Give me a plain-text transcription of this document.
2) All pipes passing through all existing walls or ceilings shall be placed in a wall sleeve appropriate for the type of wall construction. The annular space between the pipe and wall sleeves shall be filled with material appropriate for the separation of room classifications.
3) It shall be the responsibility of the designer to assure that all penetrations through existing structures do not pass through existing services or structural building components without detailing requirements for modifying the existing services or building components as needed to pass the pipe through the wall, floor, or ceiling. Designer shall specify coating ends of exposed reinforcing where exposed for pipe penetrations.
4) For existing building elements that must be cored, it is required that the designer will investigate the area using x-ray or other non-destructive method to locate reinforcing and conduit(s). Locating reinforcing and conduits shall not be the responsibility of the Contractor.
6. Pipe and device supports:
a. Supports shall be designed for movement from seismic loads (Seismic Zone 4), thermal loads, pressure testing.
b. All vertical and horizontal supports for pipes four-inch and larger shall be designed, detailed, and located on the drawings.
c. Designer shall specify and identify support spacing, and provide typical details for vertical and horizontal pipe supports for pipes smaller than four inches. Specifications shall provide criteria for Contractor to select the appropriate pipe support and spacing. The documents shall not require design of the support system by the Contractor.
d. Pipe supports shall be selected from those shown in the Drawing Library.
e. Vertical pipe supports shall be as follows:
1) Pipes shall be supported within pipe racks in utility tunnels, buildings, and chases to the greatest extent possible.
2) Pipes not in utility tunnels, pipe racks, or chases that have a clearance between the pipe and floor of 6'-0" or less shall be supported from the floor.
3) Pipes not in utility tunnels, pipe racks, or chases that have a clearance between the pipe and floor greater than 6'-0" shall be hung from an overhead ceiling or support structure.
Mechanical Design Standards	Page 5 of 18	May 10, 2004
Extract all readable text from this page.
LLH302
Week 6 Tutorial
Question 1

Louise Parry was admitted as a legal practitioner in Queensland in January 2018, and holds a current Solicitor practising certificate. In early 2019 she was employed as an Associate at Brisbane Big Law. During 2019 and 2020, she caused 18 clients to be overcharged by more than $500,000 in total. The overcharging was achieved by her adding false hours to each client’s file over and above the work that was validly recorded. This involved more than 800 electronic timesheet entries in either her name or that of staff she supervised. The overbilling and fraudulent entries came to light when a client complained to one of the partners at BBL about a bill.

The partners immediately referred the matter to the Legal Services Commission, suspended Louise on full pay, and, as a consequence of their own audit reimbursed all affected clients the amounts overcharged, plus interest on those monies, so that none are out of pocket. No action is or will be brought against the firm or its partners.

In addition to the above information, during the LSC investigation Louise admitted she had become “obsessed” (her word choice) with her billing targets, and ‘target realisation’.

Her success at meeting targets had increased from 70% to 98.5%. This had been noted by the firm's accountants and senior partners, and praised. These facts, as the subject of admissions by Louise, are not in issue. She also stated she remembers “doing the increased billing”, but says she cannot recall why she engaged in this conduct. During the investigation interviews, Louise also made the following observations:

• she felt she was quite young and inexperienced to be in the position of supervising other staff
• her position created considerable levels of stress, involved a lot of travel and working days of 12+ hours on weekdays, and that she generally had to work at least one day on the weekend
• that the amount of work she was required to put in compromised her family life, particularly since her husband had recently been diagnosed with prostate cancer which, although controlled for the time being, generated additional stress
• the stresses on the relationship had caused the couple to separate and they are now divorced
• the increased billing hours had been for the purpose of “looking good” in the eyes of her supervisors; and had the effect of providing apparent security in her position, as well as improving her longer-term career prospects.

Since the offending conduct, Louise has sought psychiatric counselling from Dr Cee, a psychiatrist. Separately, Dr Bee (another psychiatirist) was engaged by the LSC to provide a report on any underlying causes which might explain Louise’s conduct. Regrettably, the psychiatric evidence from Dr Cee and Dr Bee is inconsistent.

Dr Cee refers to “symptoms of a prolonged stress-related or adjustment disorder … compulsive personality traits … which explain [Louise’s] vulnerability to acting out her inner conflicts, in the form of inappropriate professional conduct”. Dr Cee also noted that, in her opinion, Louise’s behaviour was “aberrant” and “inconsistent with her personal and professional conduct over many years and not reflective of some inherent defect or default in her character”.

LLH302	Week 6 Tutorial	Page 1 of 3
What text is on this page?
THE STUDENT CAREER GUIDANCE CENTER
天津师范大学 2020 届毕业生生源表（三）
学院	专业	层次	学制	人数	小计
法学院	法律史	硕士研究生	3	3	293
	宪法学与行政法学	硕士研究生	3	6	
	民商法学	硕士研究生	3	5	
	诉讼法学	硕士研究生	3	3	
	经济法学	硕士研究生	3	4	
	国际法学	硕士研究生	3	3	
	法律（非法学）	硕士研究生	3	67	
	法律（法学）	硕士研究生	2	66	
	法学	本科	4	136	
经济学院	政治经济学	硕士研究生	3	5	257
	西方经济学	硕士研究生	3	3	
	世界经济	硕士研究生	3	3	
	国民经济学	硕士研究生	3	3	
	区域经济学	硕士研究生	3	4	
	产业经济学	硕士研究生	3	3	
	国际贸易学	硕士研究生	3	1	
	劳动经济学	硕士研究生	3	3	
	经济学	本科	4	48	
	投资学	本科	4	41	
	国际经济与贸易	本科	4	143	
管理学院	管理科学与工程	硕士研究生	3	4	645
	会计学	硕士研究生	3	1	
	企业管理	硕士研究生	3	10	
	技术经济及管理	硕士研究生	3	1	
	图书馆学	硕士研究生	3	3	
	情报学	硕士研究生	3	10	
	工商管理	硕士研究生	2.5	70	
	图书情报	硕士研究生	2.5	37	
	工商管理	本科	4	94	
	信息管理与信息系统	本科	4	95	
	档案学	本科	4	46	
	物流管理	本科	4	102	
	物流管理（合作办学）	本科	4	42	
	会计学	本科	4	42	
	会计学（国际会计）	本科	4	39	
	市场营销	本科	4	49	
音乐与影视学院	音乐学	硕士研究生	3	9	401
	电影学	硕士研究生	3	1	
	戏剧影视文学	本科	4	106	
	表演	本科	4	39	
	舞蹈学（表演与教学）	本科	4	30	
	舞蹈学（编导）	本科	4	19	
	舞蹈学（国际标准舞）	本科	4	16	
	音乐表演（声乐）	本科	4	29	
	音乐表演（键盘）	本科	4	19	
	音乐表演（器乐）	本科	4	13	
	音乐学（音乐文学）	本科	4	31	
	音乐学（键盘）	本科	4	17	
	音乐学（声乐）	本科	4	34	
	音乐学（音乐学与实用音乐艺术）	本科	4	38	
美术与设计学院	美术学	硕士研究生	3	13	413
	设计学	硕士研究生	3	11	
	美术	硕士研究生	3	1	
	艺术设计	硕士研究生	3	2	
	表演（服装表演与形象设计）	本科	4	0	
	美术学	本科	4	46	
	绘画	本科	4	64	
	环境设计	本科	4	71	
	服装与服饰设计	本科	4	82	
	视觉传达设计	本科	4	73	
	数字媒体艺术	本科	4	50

********

* **PROBLEM**: Identify all lines in the records above with the word "hours".

* **ANSWER IN FULL**:
Louise Parry was admitted as a legal practitioner in Queensland in January 2018, and holds a current Solicitor practising certificate. In early 2019 she was employed as an Associate at Brisbane Big Law. During 2019 and 2020, she caused 18 clients to be overcharged by more than $500,000 in total. The overcharging was achieved by her adding false hours to each client’s file over and above the work that was validly recorded. This involved more than 800 electronic timesheet entries in either her name or that of staff she supervised. The overbilling and fraudulent entries came to light when a client complained to one of the partners at BBL about a bill.
• her position created considerable levels of stress, involved a lot of travel and working days of 12+ hours on weekdays, and that she generally had to work at least one day on the weekend
• the increased billing hours had been for the purpose of “looking good” in the eyes of her supervisors; and had the effect of providing apparent security in her position, as well as improving her longer-term career prospects.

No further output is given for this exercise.